■ Exercise details ■
Copy each line where the word "content" occurs.

■ Provided information ■
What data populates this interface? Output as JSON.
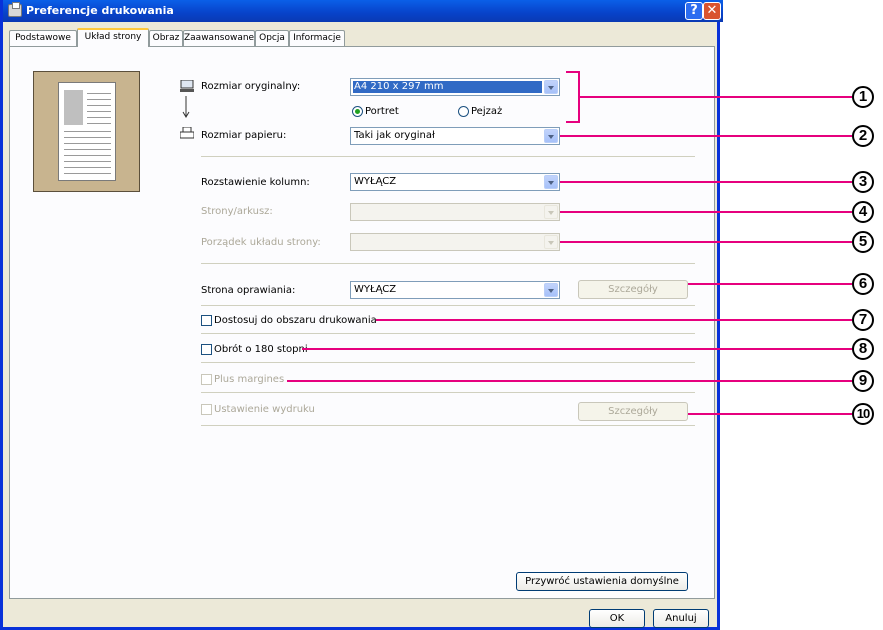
{
  "window": {
    "title": "Preferencje drukowania",
    "help": "?",
    "close": "✕"
  },
  "tabs": [
    {
      "label": "Podstawowe"
    },
    {
      "label": "Układ strony"
    },
    {
      "label": "Obraz"
    },
    {
      "label": "Zaawansowane"
    },
    {
      "label": "Opcja"
    },
    {
      "label": "Informacje"
    }
  ],
  "form": {
    "original_size_label": "Rozmiar oryginalny:",
    "original_size_value": "A4 210 x 297 mm",
    "portrait_label": "Portret",
    "landscape_label": "Pejzaż",
    "paper_size_label": "Rozmiar papieru:",
    "paper_size_value": "Taki jak oryginał",
    "column_label": "Rozstawienie kolumn:",
    "column_value": "WYŁĄCZ",
    "pages_label": "Strony/arkusz:",
    "order_label": "Porządek układu strony:",
    "binding_label": "Strona oprawiania:",
    "binding_value": "WYŁĄCZ",
    "binding_details": "Szczegóły",
    "fit_label": "Dostosuj do obszaru drukowania",
    "rotate_label": "Obrót o 180 stopni",
    "margins_label": "Plus margines",
    "output_label": "Ustawienie wydruku",
    "output_details": "Szczegóły",
    "restore_defaults": "Przywróć ustawienia domyślne"
  },
  "buttons": {
    "ok": "OK",
    "cancel": "Anuluj"
  },
  "callouts": [
    "1",
    "2",
    "3",
    "4",
    "5",
    "6",
    "7",
    "8",
    "9",
    "10"
  ],
  "colors": {
    "callout": "#e6007e",
    "titlebar": "#0842c9",
    "selection": "#316ac5"
  }
}
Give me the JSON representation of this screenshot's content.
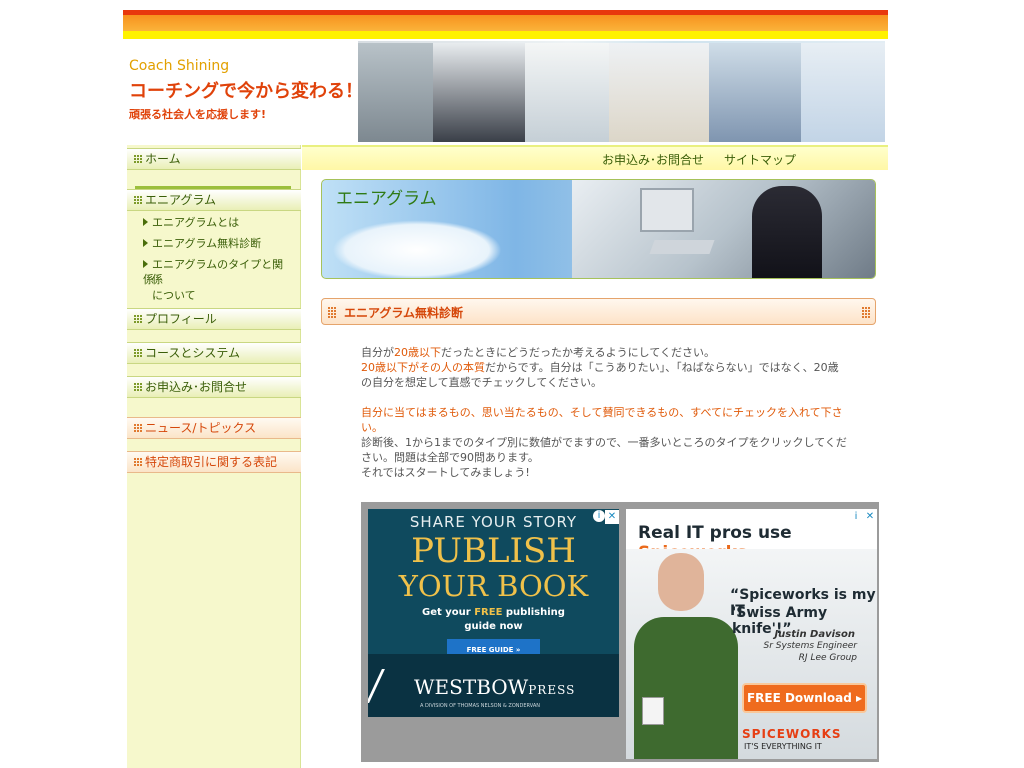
{
  "header": {
    "brand": "Coach Shining",
    "catchphrase": "コーチングで今から変わる！",
    "subline": "頑張る社会人を応援します!"
  },
  "topnav": {
    "contact": "お申込み･お問合せ",
    "sitemap": "サイトマップ"
  },
  "sidebar": {
    "home": "ホーム",
    "enneagram": "エニアグラム",
    "sub_items": [
      "エニアグラムとは",
      "エニアグラム無料診断",
      "エニアグラムのタイプと関係",
      "について"
    ],
    "sub_item_3_line2": "係",
    "profile": "プロフィール",
    "course": "コースとシステム",
    "contact": "お申込み･お問合せ",
    "news": "ニュース/トピックス",
    "legal": "特定商取引に関する表記"
  },
  "banner": {
    "title": "エニアグラム"
  },
  "section": {
    "title": "エニアグラム無料診断"
  },
  "content": {
    "p1_a": "自分が",
    "p1_b": "20歳以下",
    "p1_c": "だったときにどうだったか考えるようにしてください。",
    "p2_a": "20歳以下がその人の本質",
    "p2_b": "だからです。自分は「こうありたい」、「ねばならない」ではなく、20歳",
    "p2_c": "の自分を想定して直感でチェックしてください。",
    "p3_a": "自分に当てはまるもの、思い当たるもの、そして賛同できるもの、すべてにチェックを入れて下さ",
    "p3_b": "い。",
    "p4_a": "診断後、1から1までのタイプ別に数値がでますので、一番多いところのタイプをクリックしてくだ",
    "p4_b": "さい。問題は全部で90問あります。",
    "p4_c": "それではスタートしてみましょう!"
  },
  "ads": {
    "ad1": {
      "line1": "SHARE YOUR STORY",
      "line2": "PUBLISH",
      "line3": "YOUR BOOK",
      "line4a": "Get your ",
      "line4b": "FREE",
      "line4c": " publishing",
      "line5": "guide now",
      "button": "FREE GUIDE »",
      "brand": "WESTBOW",
      "brand2": "PRESS",
      "tagline": "A DIVISION OF THOMAS NELSON & ZONDERVAN"
    },
    "ad2": {
      "headline_a": "Real IT pros use ",
      "headline_b": "Spiceworks.",
      "quote1": "“Spiceworks is my IT",
      "quote2": "'Swiss Army knife'!”",
      "person": "Justin Davison",
      "role": "Sr Systems Engineer",
      "company": "RJ Lee Group",
      "button": "FREE Download ▸",
      "logo": "SPICEWORKS",
      "tagline": "IT'S EVERYTHING IT"
    }
  },
  "colors": {
    "accent_orange": "#e0420a",
    "nav_green": "#3a5e08",
    "sidebar_bg": "#f6f8cc"
  }
}
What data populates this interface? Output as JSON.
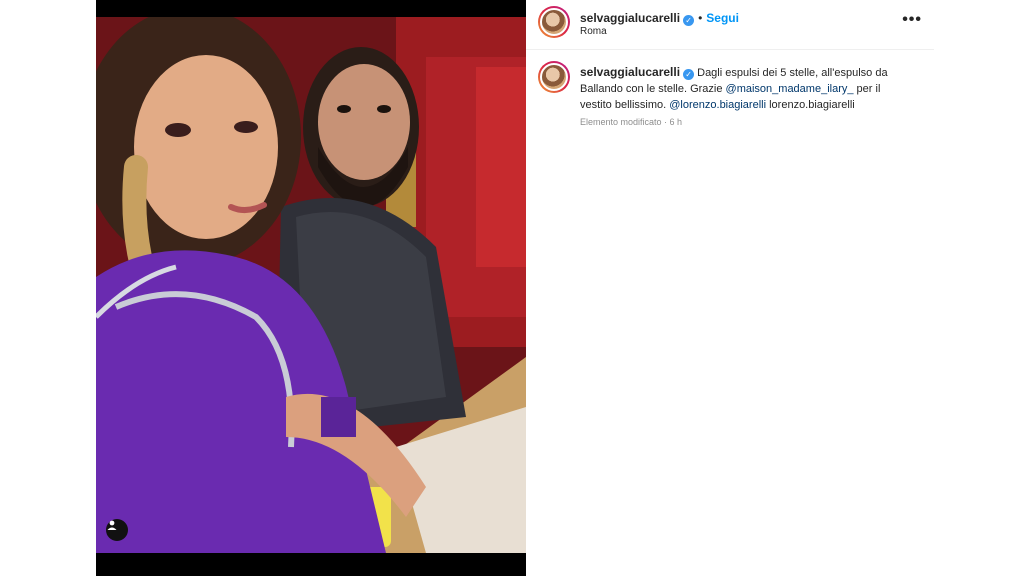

■ Exercise solution ■
Give me the JSON representation of this screenshot's content.
  "content": {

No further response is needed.